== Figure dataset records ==
━━━━━━━━━━━━━━━━━━━━━━━━━━━━━━

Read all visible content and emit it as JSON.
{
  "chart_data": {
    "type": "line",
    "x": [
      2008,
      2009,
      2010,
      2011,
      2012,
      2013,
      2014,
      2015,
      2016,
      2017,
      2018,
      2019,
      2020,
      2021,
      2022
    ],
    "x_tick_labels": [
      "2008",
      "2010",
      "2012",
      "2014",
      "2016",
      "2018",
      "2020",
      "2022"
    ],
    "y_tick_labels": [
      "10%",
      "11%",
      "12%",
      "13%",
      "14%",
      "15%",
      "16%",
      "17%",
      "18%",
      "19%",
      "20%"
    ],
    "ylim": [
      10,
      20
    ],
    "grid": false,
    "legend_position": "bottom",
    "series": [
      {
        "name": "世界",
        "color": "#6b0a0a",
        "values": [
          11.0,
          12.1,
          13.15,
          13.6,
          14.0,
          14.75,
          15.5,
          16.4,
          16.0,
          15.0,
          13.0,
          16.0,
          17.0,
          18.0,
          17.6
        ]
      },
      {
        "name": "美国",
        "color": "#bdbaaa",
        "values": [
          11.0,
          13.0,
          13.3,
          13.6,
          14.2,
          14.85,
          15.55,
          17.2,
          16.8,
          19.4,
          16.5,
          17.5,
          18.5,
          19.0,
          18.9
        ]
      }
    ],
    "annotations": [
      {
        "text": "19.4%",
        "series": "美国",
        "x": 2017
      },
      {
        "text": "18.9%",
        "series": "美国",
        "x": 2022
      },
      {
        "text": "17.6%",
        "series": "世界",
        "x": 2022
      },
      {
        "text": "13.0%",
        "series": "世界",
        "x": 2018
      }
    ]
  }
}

━━━━━━━━━━━━━━━━━━━━━━━━━━━━━━

== What the task asks ==
Copy the data above in full, character for character.

== Complete output ==
Read all visible content and emit it as JSON.
{
  "chart_data": {
    "type": "line",
    "x": [
      2008,
      2009,
      2010,
      2011,
      2012,
      2013,
      2014,
      2015,
      2016,
      2017,
      2018,
      2019,
      2020,
      2021,
      2022
    ],
    "x_tick_labels": [
      "2008",
      "2010",
      "2012",
      "2014",
      "2016",
      "2018",
      "2020",
      "2022"
    ],
    "y_tick_labels": [
      "10%",
      "11%",
      "12%",
      "13%",
      "14%",
      "15%",
      "16%",
      "17%",
      "18%",
      "19%",
      "20%"
    ],
    "ylim": [
      10,
      20
    ],
    "grid": false,
    "legend_position": "bottom",
    "series": [
      {
        "name": "世界",
        "color": "#6b0a0a",
        "values": [
          11.0,
          12.1,
          13.15,
          13.6,
          14.0,
          14.75,
          15.5,
          16.4,
          16.0,
          15.0,
          13.0,
          16.0,
          17.0,
          18.0,
          17.6
        ]
      },
      {
        "name": "美国",
        "color": "#bdbaaa",
        "values": [
          11.0,
          13.0,
          13.3,
          13.6,
          14.2,
          14.85,
          15.55,
          17.2,
          16.8,
          19.4,
          16.5,
          17.5,
          18.5,
          19.0,
          18.9
        ]
      }
    ],
    "annotations": [
      {
        "text": "19.4%",
        "series": "美国",
        "x": 2017
      },
      {
        "text": "18.9%",
        "series": "美国",
        "x": 2022
      },
      {
        "text": "17.6%",
        "series": "世界",
        "x": 2022
      },
      {
        "text": "13.0%",
        "series": "世界",
        "x": 2018
      }
    ]
  }
}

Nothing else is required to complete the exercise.